Goal of the exercise
In the data below, find every line that has the string "Biden", and copy it.

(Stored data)

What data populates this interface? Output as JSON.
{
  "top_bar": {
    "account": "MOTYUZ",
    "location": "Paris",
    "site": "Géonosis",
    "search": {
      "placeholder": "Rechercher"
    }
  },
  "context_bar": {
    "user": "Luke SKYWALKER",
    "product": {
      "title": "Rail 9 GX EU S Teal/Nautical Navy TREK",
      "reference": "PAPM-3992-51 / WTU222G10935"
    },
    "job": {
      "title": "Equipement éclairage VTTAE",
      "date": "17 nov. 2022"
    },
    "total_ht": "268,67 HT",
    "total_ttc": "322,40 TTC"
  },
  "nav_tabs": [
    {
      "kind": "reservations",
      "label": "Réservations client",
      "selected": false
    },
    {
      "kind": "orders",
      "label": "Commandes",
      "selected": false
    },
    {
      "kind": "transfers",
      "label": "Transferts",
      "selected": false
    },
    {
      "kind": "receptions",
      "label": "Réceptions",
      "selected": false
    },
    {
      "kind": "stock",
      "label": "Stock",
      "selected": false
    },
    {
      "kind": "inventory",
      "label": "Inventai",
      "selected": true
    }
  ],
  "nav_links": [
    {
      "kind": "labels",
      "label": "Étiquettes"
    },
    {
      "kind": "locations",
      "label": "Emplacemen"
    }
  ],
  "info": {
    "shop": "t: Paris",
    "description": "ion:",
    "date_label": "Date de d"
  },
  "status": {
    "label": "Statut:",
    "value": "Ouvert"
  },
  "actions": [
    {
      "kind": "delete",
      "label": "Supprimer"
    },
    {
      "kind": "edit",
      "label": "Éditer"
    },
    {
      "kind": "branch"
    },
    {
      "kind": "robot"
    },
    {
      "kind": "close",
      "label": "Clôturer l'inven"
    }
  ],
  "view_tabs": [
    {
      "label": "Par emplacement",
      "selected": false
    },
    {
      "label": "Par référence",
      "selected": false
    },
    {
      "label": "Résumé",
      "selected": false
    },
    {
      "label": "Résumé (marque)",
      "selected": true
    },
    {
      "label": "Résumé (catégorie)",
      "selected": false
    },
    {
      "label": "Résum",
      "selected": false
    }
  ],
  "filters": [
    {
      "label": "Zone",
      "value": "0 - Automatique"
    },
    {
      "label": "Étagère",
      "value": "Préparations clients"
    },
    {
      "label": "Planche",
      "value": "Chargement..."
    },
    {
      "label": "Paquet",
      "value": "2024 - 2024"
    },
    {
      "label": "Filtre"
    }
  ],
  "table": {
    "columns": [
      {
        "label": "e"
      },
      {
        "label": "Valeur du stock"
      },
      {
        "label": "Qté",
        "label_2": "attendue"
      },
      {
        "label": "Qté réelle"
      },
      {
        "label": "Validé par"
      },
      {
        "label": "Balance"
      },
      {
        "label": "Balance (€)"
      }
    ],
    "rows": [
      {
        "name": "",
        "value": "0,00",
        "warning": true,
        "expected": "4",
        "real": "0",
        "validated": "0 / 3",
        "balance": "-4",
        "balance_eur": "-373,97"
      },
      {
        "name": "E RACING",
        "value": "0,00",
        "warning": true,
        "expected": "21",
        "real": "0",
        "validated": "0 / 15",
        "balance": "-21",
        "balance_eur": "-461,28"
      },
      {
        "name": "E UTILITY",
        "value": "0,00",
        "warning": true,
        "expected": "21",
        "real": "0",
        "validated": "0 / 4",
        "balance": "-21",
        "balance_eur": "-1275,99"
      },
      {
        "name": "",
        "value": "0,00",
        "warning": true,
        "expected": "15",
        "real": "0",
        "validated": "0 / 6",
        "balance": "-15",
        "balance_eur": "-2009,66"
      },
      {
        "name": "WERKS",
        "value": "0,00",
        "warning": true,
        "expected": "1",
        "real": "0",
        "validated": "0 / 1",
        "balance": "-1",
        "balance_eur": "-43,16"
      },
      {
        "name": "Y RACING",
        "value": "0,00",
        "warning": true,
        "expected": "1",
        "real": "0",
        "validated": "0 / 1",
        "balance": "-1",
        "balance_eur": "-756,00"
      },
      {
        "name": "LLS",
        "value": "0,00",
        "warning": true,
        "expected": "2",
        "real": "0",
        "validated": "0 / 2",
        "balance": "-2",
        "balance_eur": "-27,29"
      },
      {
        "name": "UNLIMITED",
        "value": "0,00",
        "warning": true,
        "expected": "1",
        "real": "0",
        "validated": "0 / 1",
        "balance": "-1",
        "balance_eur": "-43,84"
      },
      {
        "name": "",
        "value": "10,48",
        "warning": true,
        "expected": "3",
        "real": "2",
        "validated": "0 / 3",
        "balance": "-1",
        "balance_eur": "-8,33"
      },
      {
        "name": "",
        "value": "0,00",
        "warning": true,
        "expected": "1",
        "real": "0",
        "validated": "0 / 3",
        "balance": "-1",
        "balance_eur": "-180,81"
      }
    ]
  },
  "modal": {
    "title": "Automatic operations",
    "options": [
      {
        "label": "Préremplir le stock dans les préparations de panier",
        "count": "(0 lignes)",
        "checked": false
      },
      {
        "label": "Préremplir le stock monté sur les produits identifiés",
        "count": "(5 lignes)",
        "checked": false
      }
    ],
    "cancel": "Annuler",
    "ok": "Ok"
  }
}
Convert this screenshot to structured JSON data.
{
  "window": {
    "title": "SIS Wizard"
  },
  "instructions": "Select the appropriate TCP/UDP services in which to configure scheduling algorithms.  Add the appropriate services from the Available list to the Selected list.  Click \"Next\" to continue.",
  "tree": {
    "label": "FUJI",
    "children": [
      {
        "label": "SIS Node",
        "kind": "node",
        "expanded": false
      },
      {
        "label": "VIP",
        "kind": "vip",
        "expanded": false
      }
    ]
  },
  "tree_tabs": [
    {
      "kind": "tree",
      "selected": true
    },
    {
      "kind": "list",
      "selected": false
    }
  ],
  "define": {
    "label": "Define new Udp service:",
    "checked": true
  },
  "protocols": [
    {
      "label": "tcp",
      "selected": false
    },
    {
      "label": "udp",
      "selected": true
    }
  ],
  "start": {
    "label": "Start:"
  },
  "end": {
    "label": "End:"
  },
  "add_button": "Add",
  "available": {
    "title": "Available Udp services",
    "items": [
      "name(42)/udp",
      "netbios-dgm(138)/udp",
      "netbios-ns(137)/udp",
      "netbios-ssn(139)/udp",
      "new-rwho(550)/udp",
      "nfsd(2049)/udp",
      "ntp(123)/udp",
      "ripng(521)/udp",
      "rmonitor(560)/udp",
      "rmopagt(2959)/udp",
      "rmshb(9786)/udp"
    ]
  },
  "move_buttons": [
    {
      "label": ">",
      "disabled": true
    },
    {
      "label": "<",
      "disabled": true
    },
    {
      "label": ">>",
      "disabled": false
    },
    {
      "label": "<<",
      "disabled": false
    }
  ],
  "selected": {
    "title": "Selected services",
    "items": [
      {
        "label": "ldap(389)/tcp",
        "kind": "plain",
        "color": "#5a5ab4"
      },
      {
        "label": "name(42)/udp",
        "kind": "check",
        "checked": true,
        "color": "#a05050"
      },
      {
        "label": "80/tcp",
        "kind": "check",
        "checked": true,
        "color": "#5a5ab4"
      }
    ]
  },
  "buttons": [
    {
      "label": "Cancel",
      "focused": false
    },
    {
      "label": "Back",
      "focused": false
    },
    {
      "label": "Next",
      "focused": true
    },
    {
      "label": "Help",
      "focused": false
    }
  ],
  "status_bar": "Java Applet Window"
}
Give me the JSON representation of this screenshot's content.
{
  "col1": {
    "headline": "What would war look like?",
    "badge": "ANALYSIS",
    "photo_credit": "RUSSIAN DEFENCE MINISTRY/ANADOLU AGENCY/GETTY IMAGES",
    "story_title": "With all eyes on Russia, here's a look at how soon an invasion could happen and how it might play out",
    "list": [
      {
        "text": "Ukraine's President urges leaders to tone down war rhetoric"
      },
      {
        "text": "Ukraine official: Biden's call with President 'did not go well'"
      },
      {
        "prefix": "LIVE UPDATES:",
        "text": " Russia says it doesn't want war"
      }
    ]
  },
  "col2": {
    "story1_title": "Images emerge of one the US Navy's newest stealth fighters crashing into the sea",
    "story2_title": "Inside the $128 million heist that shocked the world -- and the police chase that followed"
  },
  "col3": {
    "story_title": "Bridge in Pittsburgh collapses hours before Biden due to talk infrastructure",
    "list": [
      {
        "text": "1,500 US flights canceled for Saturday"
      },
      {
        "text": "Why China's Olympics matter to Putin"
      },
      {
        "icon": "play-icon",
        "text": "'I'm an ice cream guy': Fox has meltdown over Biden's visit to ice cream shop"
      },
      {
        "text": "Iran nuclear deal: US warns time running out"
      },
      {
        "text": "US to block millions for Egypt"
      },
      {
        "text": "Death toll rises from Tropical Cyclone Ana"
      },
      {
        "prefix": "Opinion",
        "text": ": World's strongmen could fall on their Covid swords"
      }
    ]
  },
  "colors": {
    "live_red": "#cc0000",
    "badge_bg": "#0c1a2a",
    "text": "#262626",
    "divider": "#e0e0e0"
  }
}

Result of this task
        "text": "Ukraine official: Biden's call with President 'did not go well'"
    "story_title": "Bridge in Pittsburgh collapses hours before Biden due to talk infrastructure",
        "text": "'I'm an ice cream guy': Fox has meltdown over Biden's visit to ice cream shop"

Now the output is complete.